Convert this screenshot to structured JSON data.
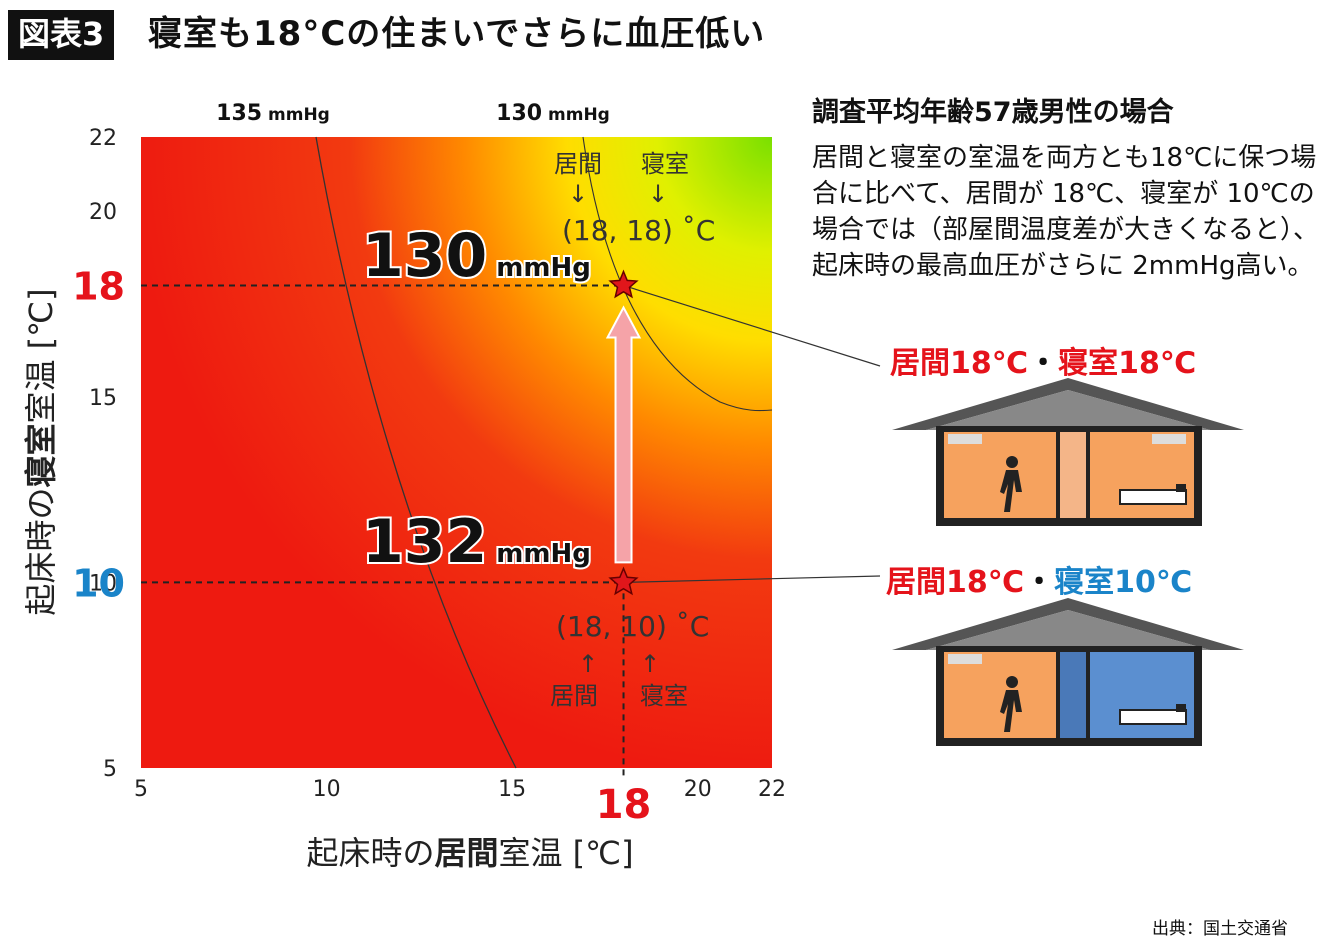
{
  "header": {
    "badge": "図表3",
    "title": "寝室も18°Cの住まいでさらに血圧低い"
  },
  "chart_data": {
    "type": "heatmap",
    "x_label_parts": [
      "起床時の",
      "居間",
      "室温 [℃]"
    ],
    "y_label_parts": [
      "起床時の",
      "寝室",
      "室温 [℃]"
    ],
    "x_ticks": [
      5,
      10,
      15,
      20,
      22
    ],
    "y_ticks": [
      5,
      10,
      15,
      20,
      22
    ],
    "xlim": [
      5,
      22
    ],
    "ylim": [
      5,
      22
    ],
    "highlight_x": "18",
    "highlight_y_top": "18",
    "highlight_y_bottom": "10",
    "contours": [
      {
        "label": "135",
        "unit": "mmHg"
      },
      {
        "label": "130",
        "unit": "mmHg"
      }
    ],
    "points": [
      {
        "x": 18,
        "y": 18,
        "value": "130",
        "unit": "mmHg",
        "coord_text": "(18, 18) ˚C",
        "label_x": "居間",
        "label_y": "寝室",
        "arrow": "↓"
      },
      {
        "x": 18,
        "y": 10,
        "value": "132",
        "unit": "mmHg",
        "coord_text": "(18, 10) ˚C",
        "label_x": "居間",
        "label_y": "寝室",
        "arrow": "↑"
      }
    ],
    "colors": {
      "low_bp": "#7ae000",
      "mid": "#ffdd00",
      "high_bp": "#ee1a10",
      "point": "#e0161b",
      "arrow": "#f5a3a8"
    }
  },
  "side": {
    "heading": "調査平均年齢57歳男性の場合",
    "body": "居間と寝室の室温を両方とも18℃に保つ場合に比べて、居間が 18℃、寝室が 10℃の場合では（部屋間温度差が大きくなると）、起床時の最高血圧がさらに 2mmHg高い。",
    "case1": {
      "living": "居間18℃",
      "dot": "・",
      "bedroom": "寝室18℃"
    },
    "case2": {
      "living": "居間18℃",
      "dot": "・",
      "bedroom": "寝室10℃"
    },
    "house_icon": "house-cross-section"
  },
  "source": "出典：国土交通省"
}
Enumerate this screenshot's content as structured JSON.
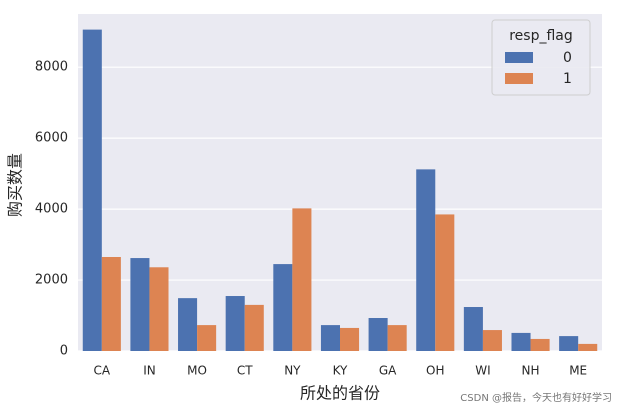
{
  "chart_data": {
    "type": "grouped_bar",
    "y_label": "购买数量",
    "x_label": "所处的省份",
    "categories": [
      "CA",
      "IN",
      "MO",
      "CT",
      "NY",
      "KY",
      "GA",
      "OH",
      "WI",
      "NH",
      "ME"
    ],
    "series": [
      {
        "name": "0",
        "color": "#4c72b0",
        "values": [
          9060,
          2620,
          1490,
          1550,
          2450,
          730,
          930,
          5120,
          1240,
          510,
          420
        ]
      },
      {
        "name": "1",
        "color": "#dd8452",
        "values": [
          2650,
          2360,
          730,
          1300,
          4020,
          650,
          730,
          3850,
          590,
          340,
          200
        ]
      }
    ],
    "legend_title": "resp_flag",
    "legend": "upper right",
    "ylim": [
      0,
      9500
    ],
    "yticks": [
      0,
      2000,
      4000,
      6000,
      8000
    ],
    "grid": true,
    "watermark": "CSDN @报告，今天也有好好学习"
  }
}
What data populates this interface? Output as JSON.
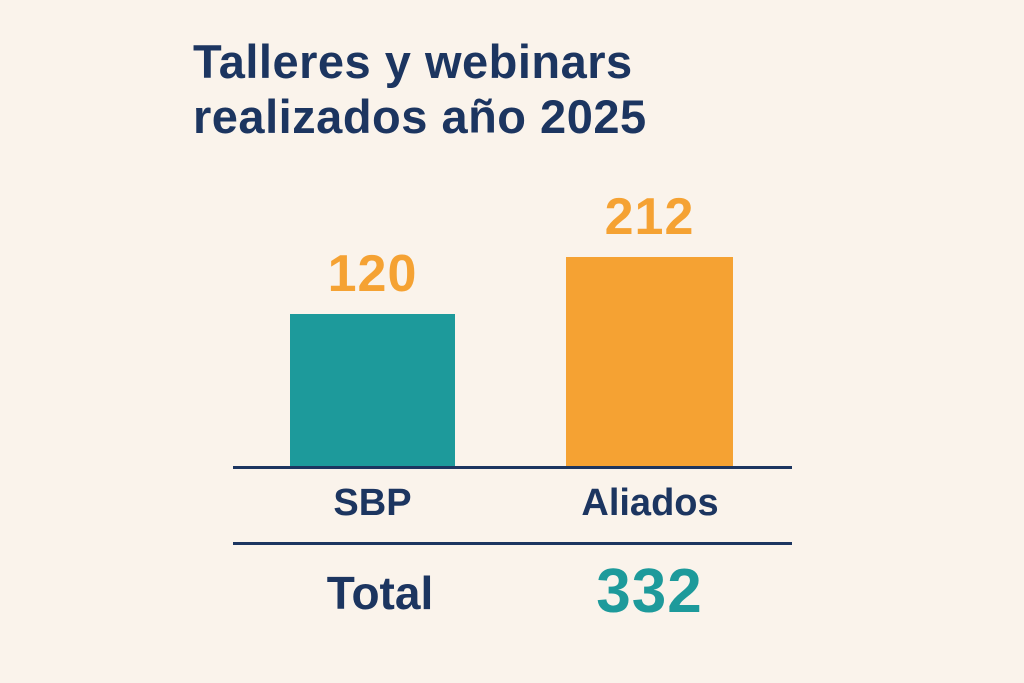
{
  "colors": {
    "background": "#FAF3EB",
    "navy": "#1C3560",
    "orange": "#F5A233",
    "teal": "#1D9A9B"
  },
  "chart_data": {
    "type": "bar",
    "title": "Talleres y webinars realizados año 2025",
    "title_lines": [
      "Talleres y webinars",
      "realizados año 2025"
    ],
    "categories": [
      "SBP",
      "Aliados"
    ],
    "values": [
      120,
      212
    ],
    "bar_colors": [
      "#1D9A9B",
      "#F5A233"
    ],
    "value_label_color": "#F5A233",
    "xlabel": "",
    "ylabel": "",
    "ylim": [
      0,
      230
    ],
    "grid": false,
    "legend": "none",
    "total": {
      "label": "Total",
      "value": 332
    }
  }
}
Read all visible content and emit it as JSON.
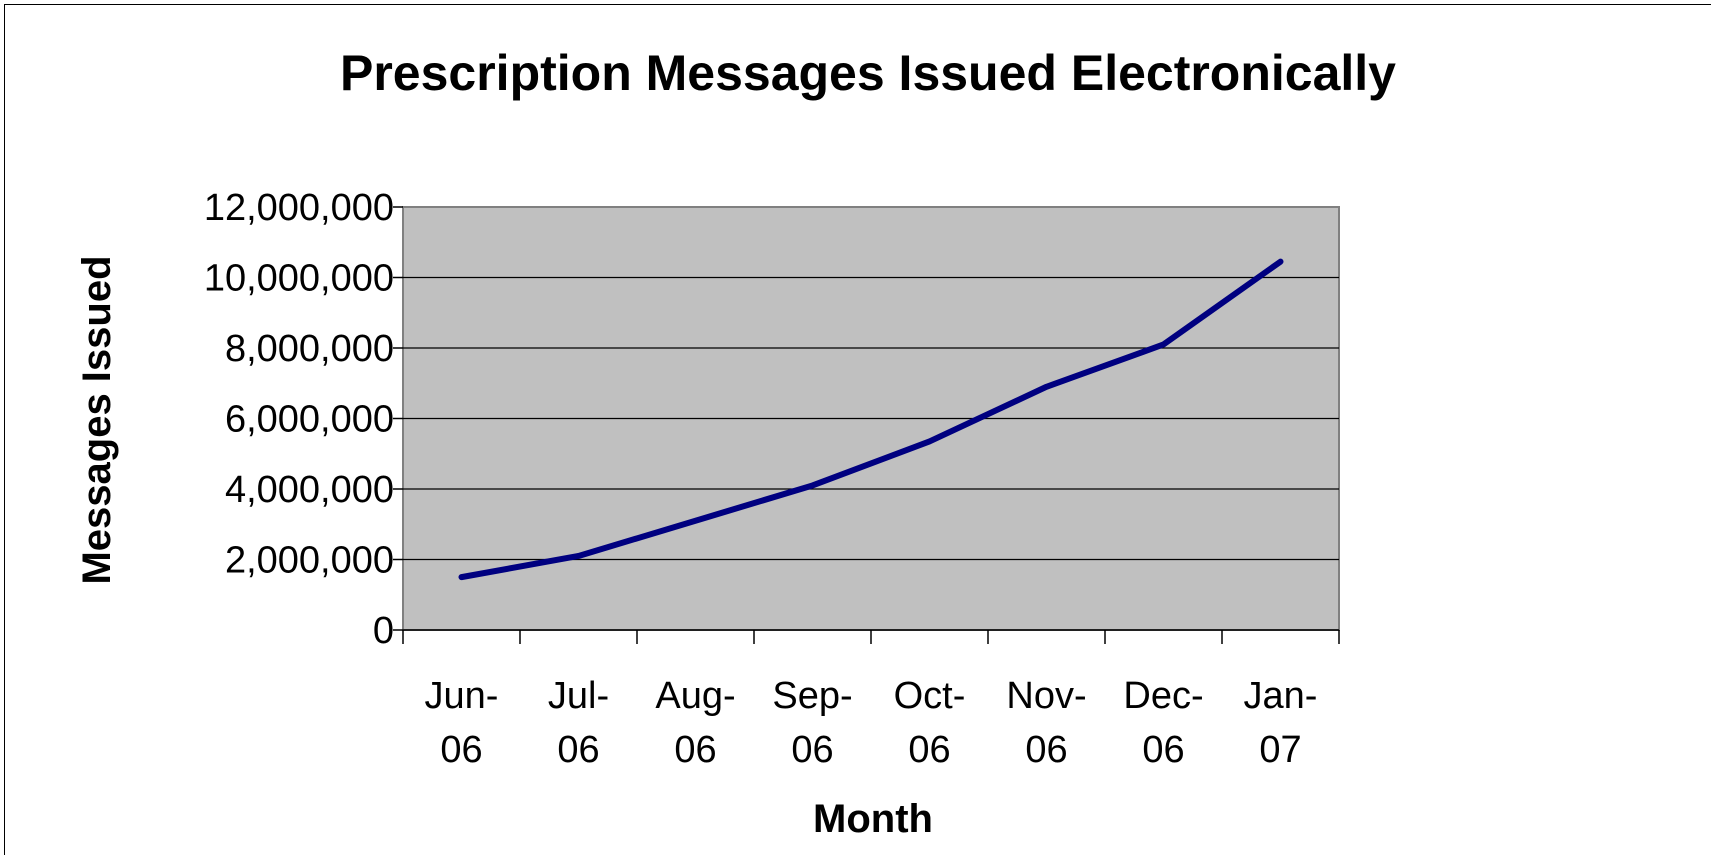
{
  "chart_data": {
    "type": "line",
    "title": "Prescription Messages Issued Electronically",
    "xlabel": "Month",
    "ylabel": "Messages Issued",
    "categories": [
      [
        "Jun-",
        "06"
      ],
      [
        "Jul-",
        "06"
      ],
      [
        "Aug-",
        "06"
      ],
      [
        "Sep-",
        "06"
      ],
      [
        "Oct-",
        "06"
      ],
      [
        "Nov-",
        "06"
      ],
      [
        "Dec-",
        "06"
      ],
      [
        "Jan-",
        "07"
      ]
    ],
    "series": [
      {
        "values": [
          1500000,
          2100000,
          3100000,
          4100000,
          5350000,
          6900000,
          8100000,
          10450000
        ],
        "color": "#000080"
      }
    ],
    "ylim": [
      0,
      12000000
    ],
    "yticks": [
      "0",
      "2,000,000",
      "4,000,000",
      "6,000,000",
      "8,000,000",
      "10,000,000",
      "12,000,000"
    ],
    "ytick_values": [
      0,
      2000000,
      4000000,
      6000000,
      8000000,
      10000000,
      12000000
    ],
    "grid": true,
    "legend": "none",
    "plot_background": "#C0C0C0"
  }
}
----
▶ **EXERCISE OBJECTIVE**: Can you restate all the records above word for word while dropping the pictures?

▶ **COMPLETED EXERCISE**:
Convert this screenshot to structured JSON data.
{
  "header": {
    "badge": "図表3",
    "title": "寝室も18°Cの住まいでさらに血圧低い"
  },
  "chart_data": {
    "type": "heatmap",
    "x_label_parts": [
      "起床時の",
      "居間",
      "室温 [℃]"
    ],
    "y_label_parts": [
      "起床時の",
      "寝室",
      "室温 [℃]"
    ],
    "x_ticks": [
      5,
      10,
      15,
      20,
      22
    ],
    "y_ticks": [
      5,
      10,
      15,
      20,
      22
    ],
    "xlim": [
      5,
      22
    ],
    "ylim": [
      5,
      22
    ],
    "highlight_x": "18",
    "highlight_y_top": "18",
    "highlight_y_bottom": "10",
    "contours": [
      {
        "label": "135",
        "unit": "mmHg"
      },
      {
        "label": "130",
        "unit": "mmHg"
      }
    ],
    "points": [
      {
        "x": 18,
        "y": 18,
        "value": "130",
        "unit": "mmHg",
        "coord_text": "(18, 18) ˚C",
        "label_x": "居間",
        "label_y": "寝室",
        "arrow": "↓"
      },
      {
        "x": 18,
        "y": 10,
        "value": "132",
        "unit": "mmHg",
        "coord_text": "(18, 10) ˚C",
        "label_x": "居間",
        "label_y": "寝室",
        "arrow": "↑"
      }
    ],
    "colors": {
      "low_bp": "#7ae000",
      "mid": "#ffdd00",
      "high_bp": "#ee1a10",
      "point": "#e0161b",
      "arrow": "#f5a3a8"
    }
  },
  "side": {
    "heading": "調査平均年齢57歳男性の場合",
    "body": "居間と寝室の室温を両方とも18℃に保つ場合に比べて、居間が 18℃、寝室が 10℃の場合では（部屋間温度差が大きくなると）、起床時の最高血圧がさらに 2mmHg高い。",
    "case1": {
      "living": "居間18℃",
      "dot": "・",
      "bedroom": "寝室18℃"
    },
    "case2": {
      "living": "居間18℃",
      "dot": "・",
      "bedroom": "寝室10℃"
    },
    "house_icon": "house-cross-section"
  },
  "source": "出典：国土交通省"
}
Enumerate this screenshot's content as structured JSON.
{
  "chart_data": {
    "type": "grouped_bar",
    "y_label": "购买数量",
    "x_label": "所处的省份",
    "categories": [
      "CA",
      "IN",
      "MO",
      "CT",
      "NY",
      "KY",
      "GA",
      "OH",
      "WI",
      "NH",
      "ME"
    ],
    "series": [
      {
        "name": "0",
        "color": "#4c72b0",
        "values": [
          9060,
          2620,
          1490,
          1550,
          2450,
          730,
          930,
          5120,
          1240,
          510,
          420
        ]
      },
      {
        "name": "1",
        "color": "#dd8452",
        "values": [
          2650,
          2360,
          730,
          1300,
          4020,
          650,
          730,
          3850,
          590,
          340,
          200
        ]
      }
    ],
    "legend_title": "resp_flag",
    "legend": "upper right",
    "ylim": [
      0,
      9500
    ],
    "yticks": [
      0,
      2000,
      4000,
      6000,
      8000
    ],
    "grid": true,
    "watermark": "CSDN @报告，今天也有好好学习"
  }
}
What data populates this interface? Output as JSON.
{
  "colors": {
    "background": "#FAF3EB",
    "navy": "#1C3560",
    "orange": "#F5A233",
    "teal": "#1D9A9B"
  },
  "chart_data": {
    "type": "bar",
    "title": "Talleres y webinars realizados año 2025",
    "title_lines": [
      "Talleres y webinars",
      "realizados año 2025"
    ],
    "categories": [
      "SBP",
      "Aliados"
    ],
    "values": [
      120,
      212
    ],
    "bar_colors": [
      "#1D9A9B",
      "#F5A233"
    ],
    "value_label_color": "#F5A233",
    "xlabel": "",
    "ylabel": "",
    "ylim": [
      0,
      230
    ],
    "grid": false,
    "legend": "none",
    "total": {
      "label": "Total",
      "value": 332
    }
  }
}
Read all visible content and emit it as JSON.
{
  "chart_data": {
    "type": "line",
    "title": "Prescription Messages Issued Electronically",
    "xlabel": "Month",
    "ylabel": "Messages Issued",
    "categories": [
      [
        "Jun-",
        "06"
      ],
      [
        "Jul-",
        "06"
      ],
      [
        "Aug-",
        "06"
      ],
      [
        "Sep-",
        "06"
      ],
      [
        "Oct-",
        "06"
      ],
      [
        "Nov-",
        "06"
      ],
      [
        "Dec-",
        "06"
      ],
      [
        "Jan-",
        "07"
      ]
    ],
    "series": [
      {
        "values": [
          1500000,
          2100000,
          3100000,
          4100000,
          5350000,
          6900000,
          8100000,
          10450000
        ],
        "color": "#000080"
      }
    ],
    "ylim": [
      0,
      12000000
    ],
    "yticks": [
      "0",
      "2,000,000",
      "4,000,000",
      "6,000,000",
      "8,000,000",
      "10,000,000",
      "12,000,000"
    ],
    "ytick_values": [
      0,
      2000000,
      4000000,
      6000000,
      8000000,
      10000000,
      12000000
    ],
    "grid": true,
    "legend": "none",
    "plot_background": "#C0C0C0"
  }
}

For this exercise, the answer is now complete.